Instructions for the task → Print the complete set of entries exactly.

Data rows →

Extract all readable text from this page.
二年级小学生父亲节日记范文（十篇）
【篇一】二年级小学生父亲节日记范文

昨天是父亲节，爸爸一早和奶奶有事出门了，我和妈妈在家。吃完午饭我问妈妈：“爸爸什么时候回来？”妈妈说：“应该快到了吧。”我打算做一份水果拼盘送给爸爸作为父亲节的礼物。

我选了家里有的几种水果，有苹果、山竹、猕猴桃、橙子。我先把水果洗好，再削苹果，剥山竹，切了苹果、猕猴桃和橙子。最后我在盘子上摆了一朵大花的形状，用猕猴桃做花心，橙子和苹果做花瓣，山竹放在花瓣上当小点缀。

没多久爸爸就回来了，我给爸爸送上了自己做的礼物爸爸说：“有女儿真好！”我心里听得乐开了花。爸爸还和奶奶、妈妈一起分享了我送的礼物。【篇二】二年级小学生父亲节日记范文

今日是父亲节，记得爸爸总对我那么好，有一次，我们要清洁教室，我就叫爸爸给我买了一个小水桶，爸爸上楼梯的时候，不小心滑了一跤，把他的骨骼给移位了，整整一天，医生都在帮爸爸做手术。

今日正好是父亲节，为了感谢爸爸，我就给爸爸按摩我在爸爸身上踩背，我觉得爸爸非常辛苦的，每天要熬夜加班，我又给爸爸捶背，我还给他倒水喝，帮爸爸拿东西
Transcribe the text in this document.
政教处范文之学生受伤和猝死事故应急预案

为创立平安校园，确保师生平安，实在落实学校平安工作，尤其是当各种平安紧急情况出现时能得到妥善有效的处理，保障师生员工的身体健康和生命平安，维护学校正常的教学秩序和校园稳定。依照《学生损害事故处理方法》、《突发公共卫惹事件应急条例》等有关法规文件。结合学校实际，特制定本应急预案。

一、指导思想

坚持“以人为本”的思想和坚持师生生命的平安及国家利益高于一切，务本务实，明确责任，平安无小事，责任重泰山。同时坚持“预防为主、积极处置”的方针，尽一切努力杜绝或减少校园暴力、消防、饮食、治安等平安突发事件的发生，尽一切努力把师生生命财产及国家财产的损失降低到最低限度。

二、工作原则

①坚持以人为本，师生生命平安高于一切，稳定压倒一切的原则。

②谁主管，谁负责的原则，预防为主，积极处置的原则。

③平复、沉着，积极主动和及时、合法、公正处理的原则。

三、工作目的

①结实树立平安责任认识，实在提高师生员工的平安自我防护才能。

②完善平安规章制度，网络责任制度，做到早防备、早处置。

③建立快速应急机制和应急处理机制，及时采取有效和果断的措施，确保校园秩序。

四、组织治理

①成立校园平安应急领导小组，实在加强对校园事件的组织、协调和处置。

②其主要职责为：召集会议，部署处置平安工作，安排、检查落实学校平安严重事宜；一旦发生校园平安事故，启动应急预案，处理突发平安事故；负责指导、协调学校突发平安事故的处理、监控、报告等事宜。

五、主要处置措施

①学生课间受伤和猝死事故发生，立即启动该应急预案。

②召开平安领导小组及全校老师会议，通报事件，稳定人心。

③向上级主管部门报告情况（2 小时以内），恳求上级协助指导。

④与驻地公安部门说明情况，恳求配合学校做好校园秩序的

The response →
Extract all readable text from this page.
二年级小学生父亲节日记范文（十篇）
【篇一】二年级小学生父亲节日记范文

昨天是父亲节，爸爸一早和奶奶有事出门了，我和妈妈在家。吃完午饭我问妈妈：“爸爸什么时候回来？”妈妈说：“应该快到了吧。”我打算做一份水果拼盘送给爸爸作为父亲节的礼物。

我选了家里有的几种水果，有苹果、山竹、猕猴桃、橙子。我先把水果洗好，再削苹果，剥山竹，切了苹果、猕猴桃和橙子。最后我在盘子上摆了一朵大花的形状，用猕猴桃做花心，橙子和苹果做花瓣，山竹放在花瓣上当小点缀。

没多久爸爸就回来了，我给爸爸送上了自己做的礼物爸爸说：“有女儿真好！”我心里听得乐开了花。爸爸还和奶奶、妈妈一起分享了我送的礼物。【篇二】二年级小学生父亲节日记范文

今日是父亲节，记得爸爸总对我那么好，有一次，我们要清洁教室，我就叫爸爸给我买了一个小水桶，爸爸上楼梯的时候，不小心滑了一跤，把他的骨骼给移位了，整整一天，医生都在帮爸爸做手术。

今日正好是父亲节，为了感谢爸爸，我就给爸爸按摩我在爸爸身上踩背，我觉得爸爸非常辛苦的，每天要熬夜加班，我又给爸爸捶背，我还给他倒水喝，帮爸爸拿东西
Transcribe the text in this document.
政教处范文之学生受伤和猝死事故应急预案

为创立平安校园，确保师生平安，实在落实学校平安工作，尤其是当各种平安紧急情况出现时能得到妥善有效的处理，保障师生员工的身体健康和生命平安，维护学校正常的教学秩序和校园稳定。依照《学生损害事故处理方法》、《突发公共卫惹事件应急条例》等有关法规文件。结合学校实际，特制定本应急预案。

一、指导思想

坚持“以人为本”的思想和坚持师生生命的平安及国家利益高于一切，务本务实，明确责任，平安无小事，责任重泰山。同时坚持“预防为主、积极处置”的方针，尽一切努力杜绝或减少校园暴力、消防、饮食、治安等平安突发事件的发生，尽一切努力把师生生命财产及国家财产的损失降低到最低限度。

二、工作原则

①坚持以人为本，师生生命平安高于一切，稳定压倒一切的原则。

②谁主管，谁负责的原则，预防为主，积极处置的原则。

③平复、沉着，积极主动和及时、合法、公正处理的原则。

三、工作目的

①结实树立平安责任认识，实在提高师生员工的平安自我防护才能。

②完善平安规章制度，网络责任制度，做到早防备、早处置。

③建立快速应急机制和应急处理机制，及时采取有效和果断的措施，确保校园秩序。

四、组织治理

①成立校园平安应急领导小组，实在加强对校园事件的组织、协调和处置。

②其主要职责为：召集会议，部署处置平安工作，安排、检查落实学校平安严重事宜；一旦发生校园平安事故，启动应急预案，处理突发平安事故；负责指导、协调学校突发平安事故的处理、监控、报告等事宜。

五、主要处置措施

①学生课间受伤和猝死事故发生，立即启动该应急预案。

②召开平安领导小组及全校老师会议，通报事件，稳定人心。

③向上级主管部门报告情况（2 小时以内），恳求上级协助指导。

④与驻地公安部门说明情况，恳求配合学校做好校园秩序的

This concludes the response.